● **DIRECTIVE**:
Everything in the listing except the pictures should be written out exactly.
== == ==
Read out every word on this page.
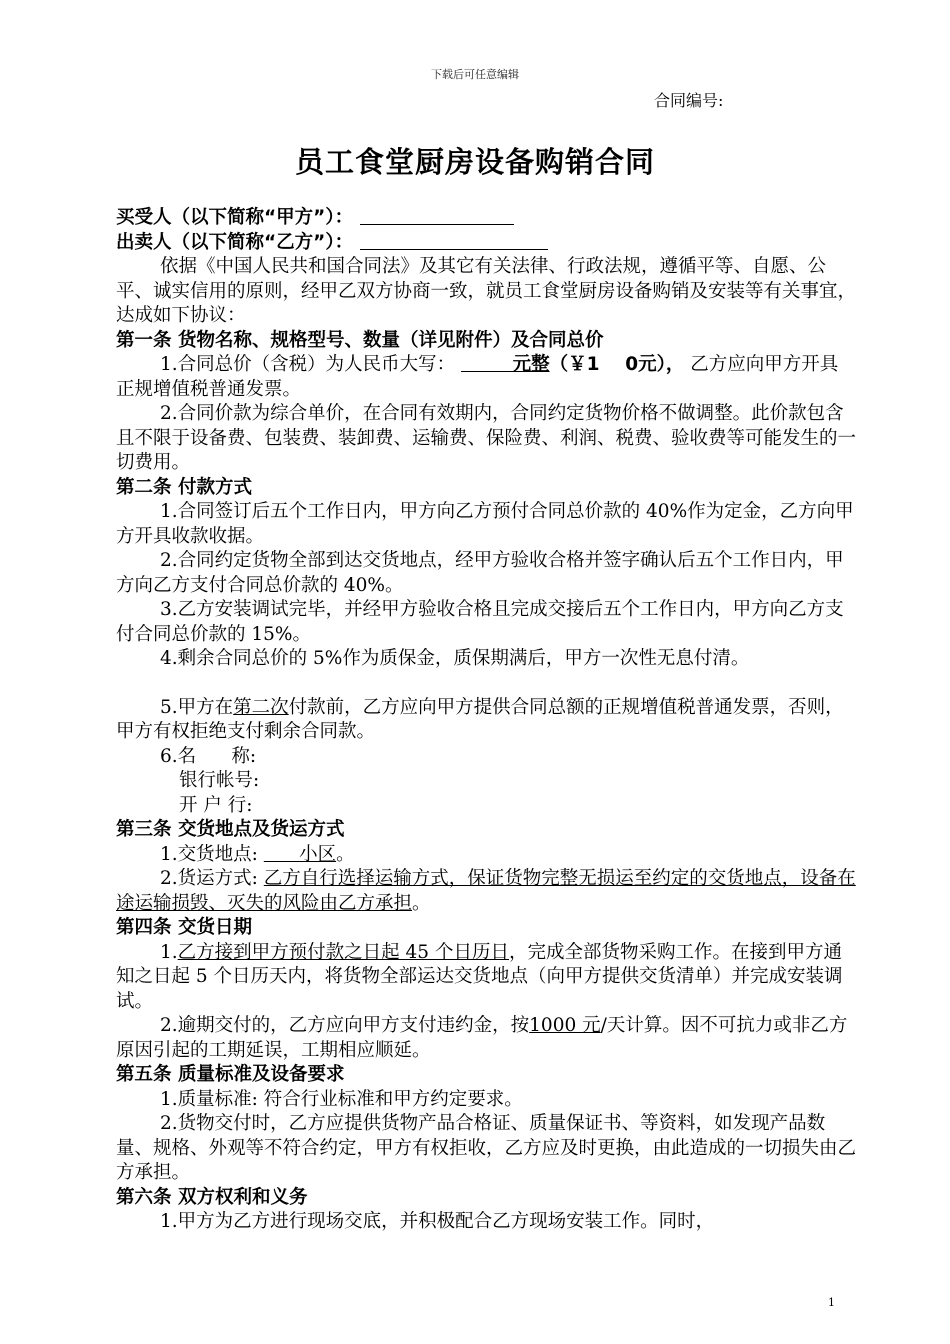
下载后可任意编辑
合同编号:
员工食堂厨房设备购销合同

买受人（以下简称“甲方”）：

出卖人（以下简称“乙方”）：

依据《中国人民共和国合同法》及其它有关法律、行政法规，遵循平等、自愿、公平、诚实信用的原则，经甲乙双方协商一致，就员工食堂厨房设备购销及安装等有关事宜，达成如下协议：

第一条 货物名称、规格型号、数量（详见附件）及合同总价

1.合同总价（含税）为人民币大写：         元整（￥1    0元）， 乙方应向甲方开具正规增值税普通发票。

2.合同价款为综合单价，在合同有效期内，合同约定货物价格不做调整。此价款包含且不限于设备费、包装费、装卸费、运输费、保险费、利润、税费、验收费等可能发生的一切费用。

第二条 付款方式

1.合同签订后五个工作日内，甲方向乙方预付合同总价款的 40%作为定金，乙方向甲方开具收款收据。

2.合同约定货物全部到达交货地点，经甲方验收合格并签字确认后五个工作日内，甲方向乙方支付合同总价款的 40%。

3.乙方安装调试完毕，并经甲方验收合格且完成交接后五个工作日内，甲方向乙方支付合同总价款的 15%。

4.剩余合同总价的 5%作为质保金，质保期满后，甲方一次性无息付清。

5.甲方在第二次付款前，乙方应向甲方提供合同总额的正规增值税普通发票，否则，甲方有权拒绝支付剩余合同款。

6.名      称:

银行帐号:

开 户 行:

第三条 交货地点及货运方式

1.交货地点:       小区。

2.货运方式: 乙方自行选择运输方式，保证货物完整无损运至约定的交货地点，设备在途运输损毁、灭失的风险由乙方承担。

第四条 交货日期

1.乙方接到甲方预付款之日起 45 个日历日，完成全部货物采购工作。在接到甲方通知之日起 5 个日历天内，将货物全部运达交货地点（向甲方提供交货清单）并完成安装调试。

2.逾期交付的，乙方应向甲方支付违约金，按1000 元/天计算。因不可抗力或非乙方原因引起的工期延误，工期相应顺延。

第五条 质量标准及设备要求

1.质量标准: 符合行业标准和甲方约定要求。

2.货物交付时，乙方应提供货物产品合格证、质量保证书、等资料，如发现产品数量、规格、外观等不符合约定，甲方有权拒收，乙方应及时更换，由此造成的一切损失由乙方承担。

第六条 双方权利和义务

1.甲方为乙方进行现场交底，并积极配合乙方现场安装工作。同时，

1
== == ==
● **FULL OUTPUT**:
Read out every word on this page.
下载后可任意编辑
合同编号:
员工食堂厨房设备购销合同

买受人（以下简称“甲方”）：

出卖人（以下简称“乙方”）：

依据《中国人民共和国合同法》及其它有关法律、行政法规，遵循平等、自愿、公平、诚实信用的原则，经甲乙双方协商一致，就员工食堂厨房设备购销及安装等有关事宜，达成如下协议：

第一条 货物名称、规格型号、数量（详见附件）及合同总价

1.合同总价（含税）为人民币大写：         元整（￥1    0元）， 乙方应向甲方开具正规增值税普通发票。

2.合同价款为综合单价，在合同有效期内，合同约定货物价格不做调整。此价款包含且不限于设备费、包装费、装卸费、运输费、保险费、利润、税费、验收费等可能发生的一切费用。

第二条 付款方式

1.合同签订后五个工作日内，甲方向乙方预付合同总价款的 40%作为定金，乙方向甲方开具收款收据。

2.合同约定货物全部到达交货地点，经甲方验收合格并签字确认后五个工作日内，甲方向乙方支付合同总价款的 40%。

3.乙方安装调试完毕，并经甲方验收合格且完成交接后五个工作日内，甲方向乙方支付合同总价款的 15%。

4.剩余合同总价的 5%作为质保金，质保期满后，甲方一次性无息付清。

5.甲方在第二次付款前，乙方应向甲方提供合同总额的正规增值税普通发票，否则，甲方有权拒绝支付剩余合同款。

6.名      称:

银行帐号:

开 户 行:

第三条 交货地点及货运方式

1.交货地点:       小区。

2.货运方式: 乙方自行选择运输方式，保证货物完整无损运至约定的交货地点，设备在途运输损毁、灭失的风险由乙方承担。

第四条 交货日期

1.乙方接到甲方预付款之日起 45 个日历日，完成全部货物采购工作。在接到甲方通知之日起 5 个日历天内，将货物全部运达交货地点（向甲方提供交货清单）并完成安装调试。

2.逾期交付的，乙方应向甲方支付违约金，按1000 元/天计算。因不可抗力或非乙方原因引起的工期延误，工期相应顺延。

第五条 质量标准及设备要求

1.质量标准: 符合行业标准和甲方约定要求。

2.货物交付时，乙方应提供货物产品合格证、质量保证书、等资料，如发现产品数量、规格、外观等不符合约定，甲方有权拒收，乙方应及时更换，由此造成的一切损失由乙方承担。

第六条 双方权利和义务

1.甲方为乙方进行现场交底，并积极配合乙方现场安装工作。同时，

1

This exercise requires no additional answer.